Saved data entries
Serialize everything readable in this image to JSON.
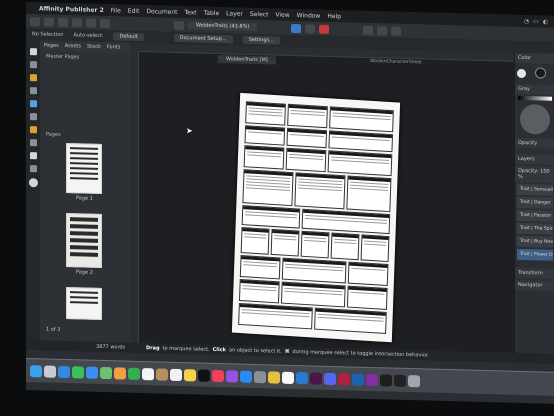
{
  "menubar": {
    "app_name": "Affinity Publisher 2",
    "items": [
      "File",
      "Edit",
      "Document",
      "Text",
      "Table",
      "Layer",
      "Select",
      "View",
      "Window",
      "Help"
    ]
  },
  "context_bar": {
    "selection": "No Selection",
    "auto_select": "Auto-select:",
    "auto_select_value": "Default",
    "document_setup": "Document Setup...",
    "settings": "Settings..."
  },
  "toolbar": {
    "zoom_label": "WoldenTraits (43.8%)"
  },
  "pages_panel": {
    "tabs": [
      "Pages",
      "Assets",
      "Stock",
      "Fonts"
    ],
    "master_section": "Master Pages",
    "pages_section": "Pages",
    "pages": [
      {
        "caption": "Page 1"
      },
      {
        "caption": "Page 2"
      }
    ],
    "page_count": "1 of 3"
  },
  "canvas": {
    "doc_tab": "WoldenTraits [M]",
    "spread_label": "WoldenCharacterSheet"
  },
  "right_panel": {
    "color_tab": "Color",
    "gray_label": "Gray",
    "opacity_label": "Opacity",
    "layers_tab": "Layers",
    "character_tab": "Character",
    "opacity_value": "Opacity: 100 %",
    "layers": [
      {
        "name": "Trait | Sensuality",
        "selected": false
      },
      {
        "name": "Trait | Danger",
        "selected": false
      },
      {
        "name": "Trait | Passion",
        "selected": false
      },
      {
        "name": "Trait | The Spirits",
        "selected": false
      },
      {
        "name": "Trait | Buy Now",
        "selected": false
      },
      {
        "name": "Trait | Power Demands",
        "selected": false
      }
    ],
    "transform_tab": "Transform",
    "navigator_tab": "Navigator"
  },
  "status_bar": {
    "drag_word": "Drag",
    "drag_text": "to marquee select.",
    "click_word": "Click",
    "click_text": "an object to select it.",
    "modifier_word": "⌘",
    "modifier_text": "during marquee select to toggle intersection behavior.",
    "word_count": "3877 words"
  },
  "colors": {
    "accent": "#3b7ac7",
    "selected_layer": "#3f5f86",
    "canvas_bg": "#1d1f22",
    "panel_bg": "#2d3034"
  },
  "dock_icons": [
    "finder",
    "launchpad",
    "safari",
    "messages",
    "mail",
    "maps",
    "photos",
    "facetime",
    "calendar",
    "contacts",
    "reminders",
    "notes",
    "tv",
    "music",
    "podcasts",
    "app-store",
    "settings",
    "chrome",
    "notion",
    "vscode",
    "slack",
    "discord",
    "affinity-publisher",
    "affinity-designer",
    "affinity-photo",
    "figma",
    "terminal",
    "trash"
  ]
}
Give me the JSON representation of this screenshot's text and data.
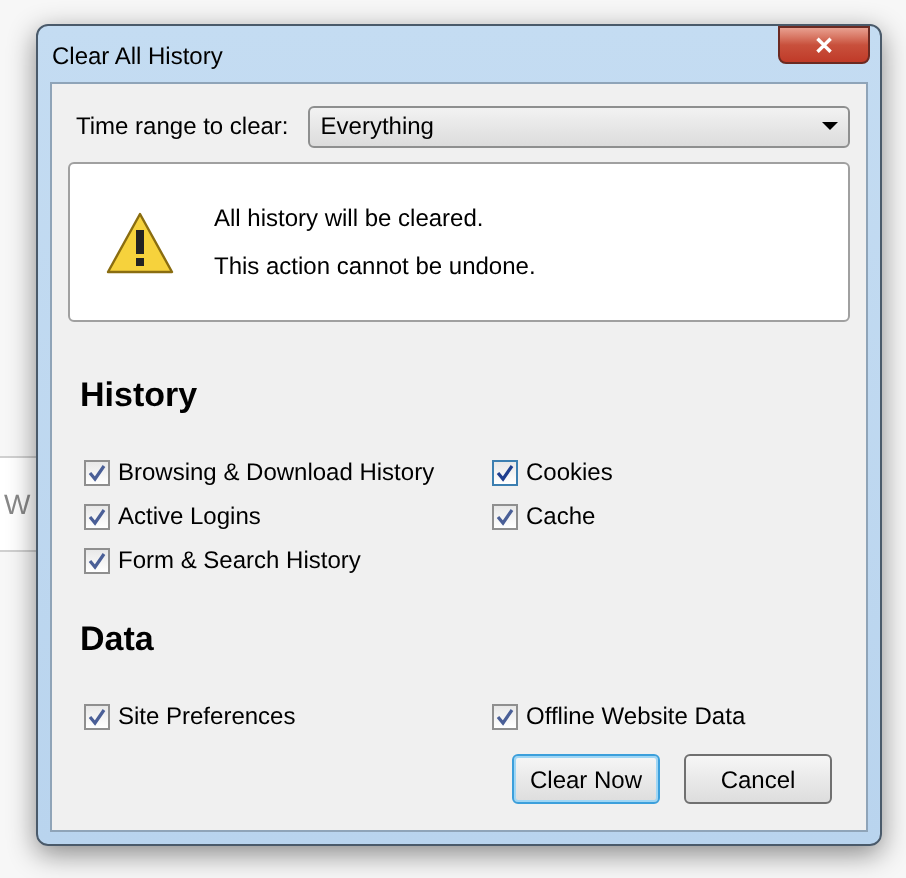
{
  "background": {
    "fragment": "W"
  },
  "window": {
    "title": "Clear All History",
    "close": "✕"
  },
  "time_range": {
    "label": "Time range to clear:",
    "value": "Everything"
  },
  "warning": {
    "lines": [
      "All history will be cleared.",
      "This action cannot be undone."
    ]
  },
  "sections": [
    {
      "title": "History",
      "items": [
        {
          "label": "Browsing & Download History",
          "checked": true,
          "focused": false
        },
        {
          "label": "Cookies",
          "checked": true,
          "focused": true
        },
        {
          "label": "Active Logins",
          "checked": true,
          "focused": false
        },
        {
          "label": "Cache",
          "checked": true,
          "focused": false
        },
        {
          "label": "Form & Search History",
          "checked": true,
          "focused": false
        }
      ]
    },
    {
      "title": "Data",
      "items": [
        {
          "label": "Site Preferences",
          "checked": true,
          "focused": false
        },
        {
          "label": "Offline Website Data",
          "checked": true,
          "focused": false
        }
      ]
    }
  ],
  "buttons": [
    {
      "label": "Clear Now",
      "default": true
    },
    {
      "label": "Cancel",
      "default": false
    }
  ]
}
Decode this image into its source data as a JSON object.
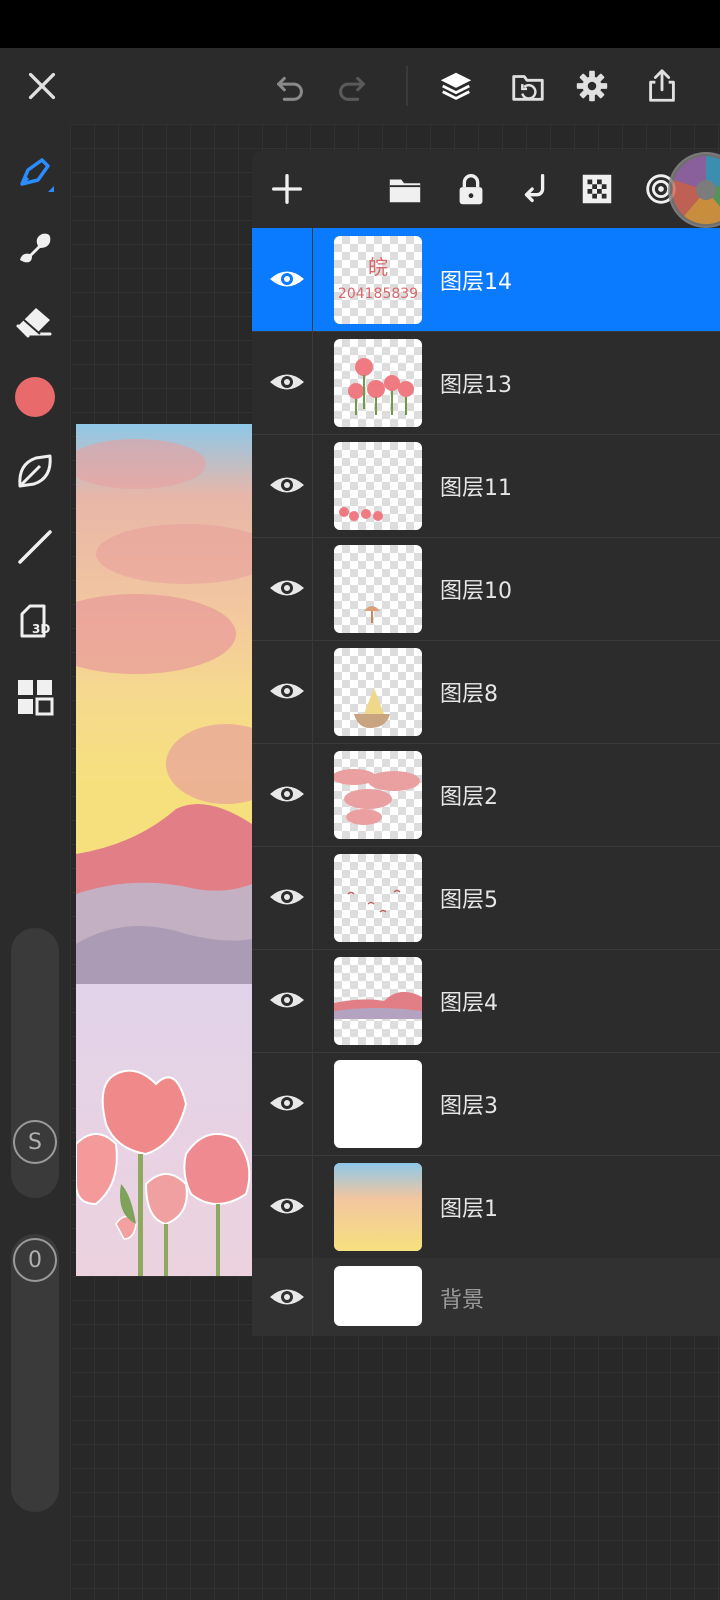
{
  "app": {
    "accent_color": "#0a7aff",
    "current_brush_color": "#e86a6a"
  },
  "topbar": {
    "icons": [
      "close-icon",
      "undo-icon",
      "redo-icon",
      "layers-icon",
      "import-folder-icon",
      "settings-icon",
      "share-icon"
    ]
  },
  "left_toolbar": {
    "tools": [
      "brush-tool-icon",
      "smudge-tool-icon",
      "eraser-tool-icon",
      "color-swatch",
      "shape-tool-icon",
      "line-tool-icon",
      "3d-tool-icon",
      "gallery-tool-icon"
    ],
    "size_slider_label": "S",
    "opacity_slider_label": "0"
  },
  "layers_panel": {
    "header_icons": [
      "add-layer-icon",
      "group-folder-icon",
      "lock-icon",
      "merge-down-icon",
      "transparency-icon",
      "blend-icon"
    ],
    "layers": [
      {
        "name": "图层14",
        "selected": true,
        "visible": true,
        "thumb_text": "皖",
        "thumb_text2": "204185839"
      },
      {
        "name": "图层13",
        "selected": false,
        "visible": true
      },
      {
        "name": "图层11",
        "selected": false,
        "visible": true
      },
      {
        "name": "图层10",
        "selected": false,
        "visible": true
      },
      {
        "name": "图层8",
        "selected": false,
        "visible": true
      },
      {
        "name": "图层2",
        "selected": false,
        "visible": true
      },
      {
        "name": "图层5",
        "selected": false,
        "visible": true
      },
      {
        "name": "图层4",
        "selected": false,
        "visible": true
      },
      {
        "name": "图层3",
        "selected": false,
        "visible": true
      },
      {
        "name": "图层1",
        "selected": false,
        "visible": true
      },
      {
        "name": "背景",
        "selected": false,
        "visible": true
      }
    ]
  }
}
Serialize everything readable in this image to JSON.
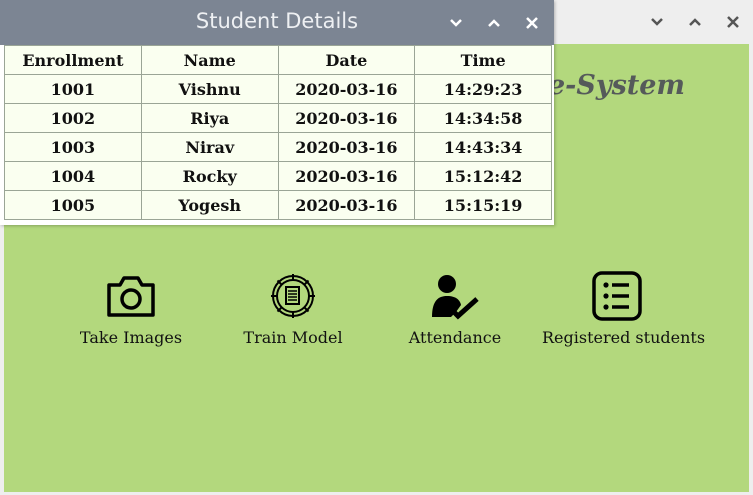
{
  "main_window": {
    "title_fragment": "e-System",
    "tools": [
      {
        "label": "Take Images",
        "icon": "camera-icon"
      },
      {
        "label": "Train Model",
        "icon": "gear-document-icon"
      },
      {
        "label": "Attendance",
        "icon": "person-check-icon"
      },
      {
        "label": "Registered students",
        "icon": "list-icon"
      }
    ]
  },
  "dialog": {
    "title": "Student Details",
    "columns": [
      "Enrollment",
      "Name",
      "Date",
      "Time"
    ],
    "rows": [
      [
        "1001",
        "Vishnu",
        "2020-03-16",
        "14:29:23"
      ],
      [
        "1002",
        "Riya",
        "2020-03-16",
        "14:34:58"
      ],
      [
        "1003",
        "Nirav",
        "2020-03-16",
        "14:43:34"
      ],
      [
        "1004",
        "Rocky",
        "2020-03-16",
        "15:12:42"
      ],
      [
        "1005",
        "Yogesh",
        "2020-03-16",
        "15:15:19"
      ]
    ]
  },
  "colors": {
    "window_bg": "#b3d87d",
    "dialog_titlebar": "#7c8593",
    "table_bg": "#fafff0"
  }
}
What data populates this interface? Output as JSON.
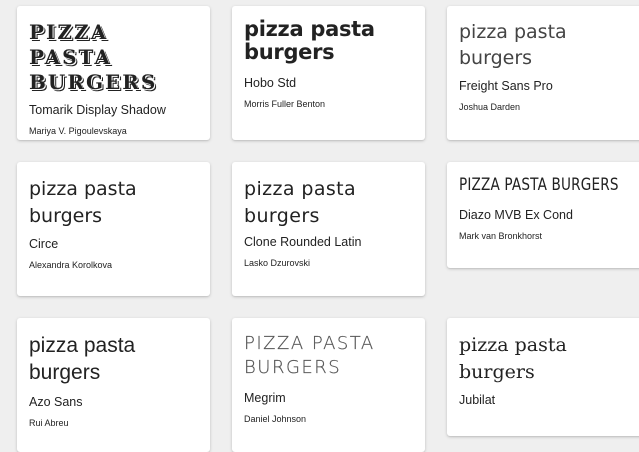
{
  "cards": [
    {
      "sample": "pizza pasta burgers",
      "font_name": "Tomarik Display Shadow",
      "designer": "Mariya V. Pigoulevskaya"
    },
    {
      "sample": "pizza pasta burgers",
      "font_name": "Hobo Std",
      "designer": "Morris Fuller Benton"
    },
    {
      "sample": "pizza pasta burgers",
      "font_name": "Freight Sans Pro",
      "designer": "Joshua Darden"
    },
    {
      "sample": "pizza pasta burgers",
      "font_name": "Circe",
      "designer": "Alexandra Korolkova"
    },
    {
      "sample": "pizza pasta burgers",
      "font_name": "Clone Rounded Latin",
      "designer": "Lasko Dzurovski"
    },
    {
      "sample": "PIZZA PASTA BURGERS",
      "font_name": "Diazo MVB Ex Cond",
      "designer": "Mark van Bronkhorst"
    },
    {
      "sample": "pizza pasta burgers",
      "font_name": "Azo Sans",
      "designer": "Rui Abreu"
    },
    {
      "sample": "pizza pasta burgers",
      "font_name": "Megrim",
      "designer": "Daniel Johnson"
    },
    {
      "sample": "pizza pasta burgers",
      "font_name": "Jubilat",
      "designer": ""
    }
  ]
}
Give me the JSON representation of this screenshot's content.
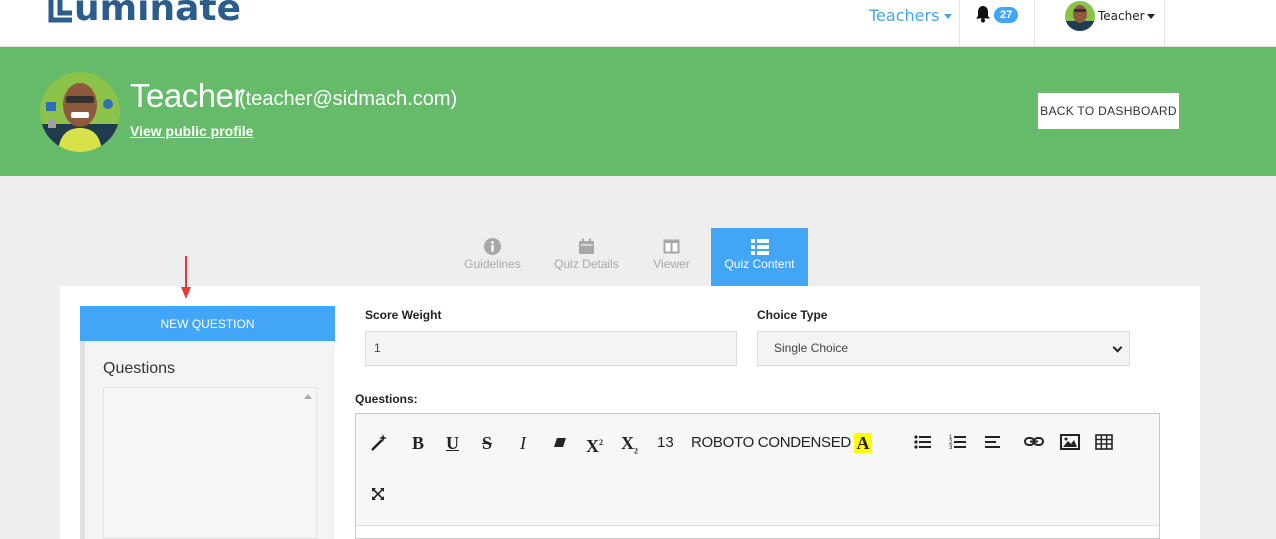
{
  "nav": {
    "logo_text": "uminate",
    "teachers_label": "Teachers",
    "notification_count": "27",
    "user_label": "Teacher"
  },
  "banner": {
    "name": "Teacher",
    "email": "(teacher@sidmach.com)",
    "public_profile_link": "View public profile",
    "back_button": "BACK TO DASHBOARD"
  },
  "tabs": [
    {
      "label": "Guidelines",
      "icon": "info-circle-icon"
    },
    {
      "label": "Quiz Details",
      "icon": "calendar-icon"
    },
    {
      "label": "Viewer",
      "icon": "columns-icon"
    },
    {
      "label": "Quiz Content",
      "icon": "list-icon",
      "active": true
    }
  ],
  "sidebar": {
    "new_question_button": "NEW QUESTION",
    "questions_title": "Questions"
  },
  "form": {
    "score_weight_label": "Score Weight",
    "score_weight_value": "1",
    "choice_type_label": "Choice Type",
    "choice_type_value": "Single Choice",
    "questions_label": "Questions:"
  },
  "editor": {
    "font_size": "13",
    "font_name": "ROBOTO CONDENSED",
    "tools": [
      "magic-icon",
      "bold-icon",
      "underline-icon",
      "strikethrough-icon",
      "italic-icon",
      "eraser-icon",
      "superscript-icon",
      "subscript-icon",
      "font-size",
      "font-name",
      "highlight-icon",
      "unordered-list-icon",
      "ordered-list-icon",
      "align-icon",
      "link-icon",
      "image-icon",
      "table-icon",
      "fullscreen-icon"
    ]
  },
  "colors": {
    "accent": "#42a5f5",
    "banner_green": "#66bb6a",
    "annotation_arrow": "#e53935"
  }
}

** WHAT THIS TASK INVOLVES **
Reproduce word for word only the lines between the line containing "Give me the JSON representation of this screenshot's content." and the end of the listing above, both included, and drop any pictures.

** ANSWER TO THE PROBLEM **
Give me the JSON representation of this screenshot's content.
{
  "nav": {
    "logo_text": "uminate",
    "teachers_label": "Teachers",
    "notification_count": "27",
    "user_label": "Teacher"
  },
  "banner": {
    "name": "Teacher",
    "email": "(teacher@sidmach.com)",
    "public_profile_link": "View public profile",
    "back_button": "BACK TO DASHBOARD"
  },
  "tabs": [
    {
      "label": "Guidelines",
      "icon": "info-circle-icon"
    },
    {
      "label": "Quiz Details",
      "icon": "calendar-icon"
    },
    {
      "label": "Viewer",
      "icon": "columns-icon"
    },
    {
      "label": "Quiz Content",
      "icon": "list-icon",
      "active": true
    }
  ],
  "sidebar": {
    "new_question_button": "NEW QUESTION",
    "questions_title": "Questions"
  },
  "form": {
    "score_weight_label": "Score Weight",
    "score_weight_value": "1",
    "choice_type_label": "Choice Type",
    "choice_type_value": "Single Choice",
    "questions_label": "Questions:"
  },
  "editor": {
    "font_size": "13",
    "font_name": "ROBOTO CONDENSED",
    "tools": [
      "magic-icon",
      "bold-icon",
      "underline-icon",
      "strikethrough-icon",
      "italic-icon",
      "eraser-icon",
      "superscript-icon",
      "subscript-icon",
      "font-size",
      "font-name",
      "highlight-icon",
      "unordered-list-icon",
      "ordered-list-icon",
      "align-icon",
      "link-icon",
      "image-icon",
      "table-icon",
      "fullscreen-icon"
    ]
  },
  "colors": {
    "accent": "#42a5f5",
    "banner_green": "#66bb6a",
    "annotation_arrow": "#e53935"
  }
}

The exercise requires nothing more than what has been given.